(Items from a dataset)
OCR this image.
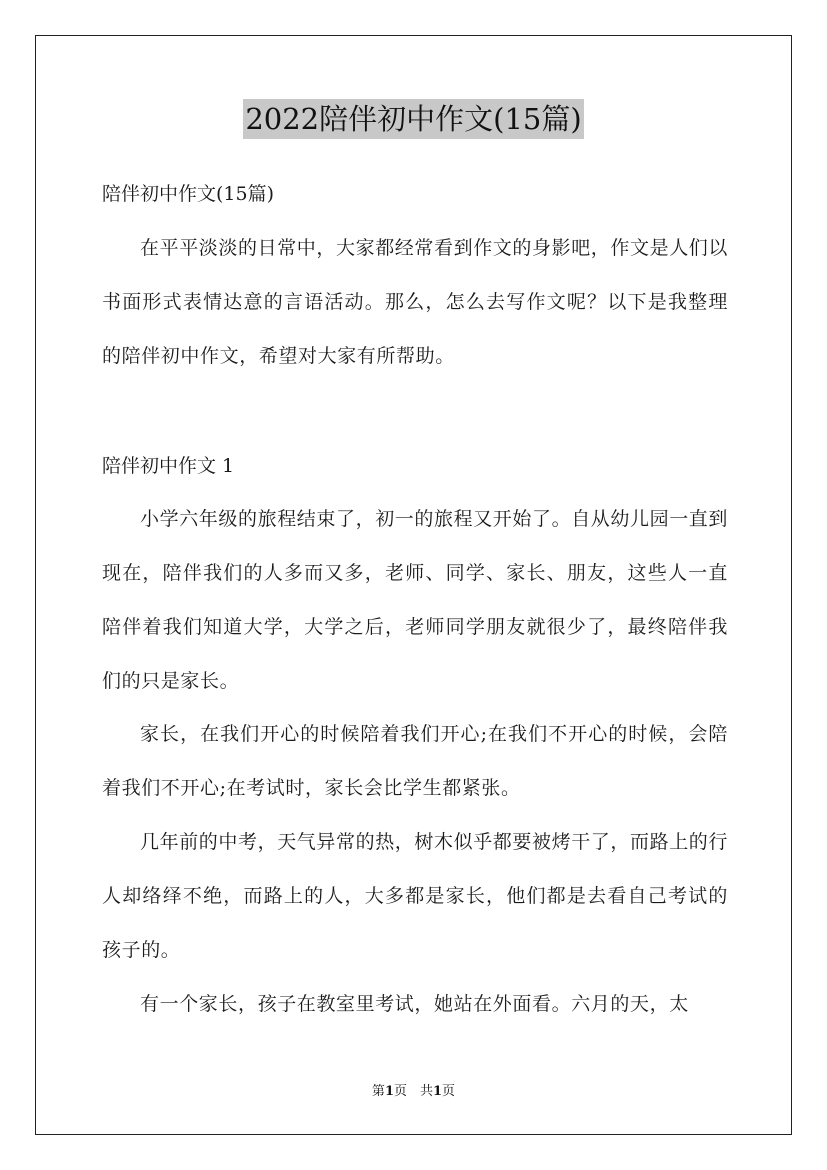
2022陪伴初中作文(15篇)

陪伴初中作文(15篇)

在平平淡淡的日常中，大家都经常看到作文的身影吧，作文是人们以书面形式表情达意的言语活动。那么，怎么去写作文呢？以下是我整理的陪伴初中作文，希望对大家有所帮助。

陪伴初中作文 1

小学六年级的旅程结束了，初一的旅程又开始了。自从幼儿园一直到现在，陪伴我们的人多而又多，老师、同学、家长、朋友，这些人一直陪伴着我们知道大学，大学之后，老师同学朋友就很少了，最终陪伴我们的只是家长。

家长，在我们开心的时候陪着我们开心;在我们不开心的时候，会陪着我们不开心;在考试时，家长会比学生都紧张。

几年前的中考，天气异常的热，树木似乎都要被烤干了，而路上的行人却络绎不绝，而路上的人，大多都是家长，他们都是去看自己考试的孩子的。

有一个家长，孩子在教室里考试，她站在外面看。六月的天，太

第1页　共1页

> [Task instructions]: Copy all of the entries verbatim, leaving out any pictures they contain.

> [Result for this task]:
OCR this image.
2022陪伴初中作文(15篇)

陪伴初中作文(15篇)

在平平淡淡的日常中，大家都经常看到作文的身影吧，作文是人们以书面形式表情达意的言语活动。那么，怎么去写作文呢？以下是我整理的陪伴初中作文，希望对大家有所帮助。

陪伴初中作文 1

小学六年级的旅程结束了，初一的旅程又开始了。自从幼儿园一直到现在，陪伴我们的人多而又多，老师、同学、家长、朋友，这些人一直陪伴着我们知道大学，大学之后，老师同学朋友就很少了，最终陪伴我们的只是家长。

家长，在我们开心的时候陪着我们开心;在我们不开心的时候，会陪着我们不开心;在考试时，家长会比学生都紧张。

几年前的中考，天气异常的热，树木似乎都要被烤干了，而路上的行人却络绎不绝，而路上的人，大多都是家长，他们都是去看自己考试的孩子的。

有一个家长，孩子在教室里考试，她站在外面看。六月的天，太

第1页　共1页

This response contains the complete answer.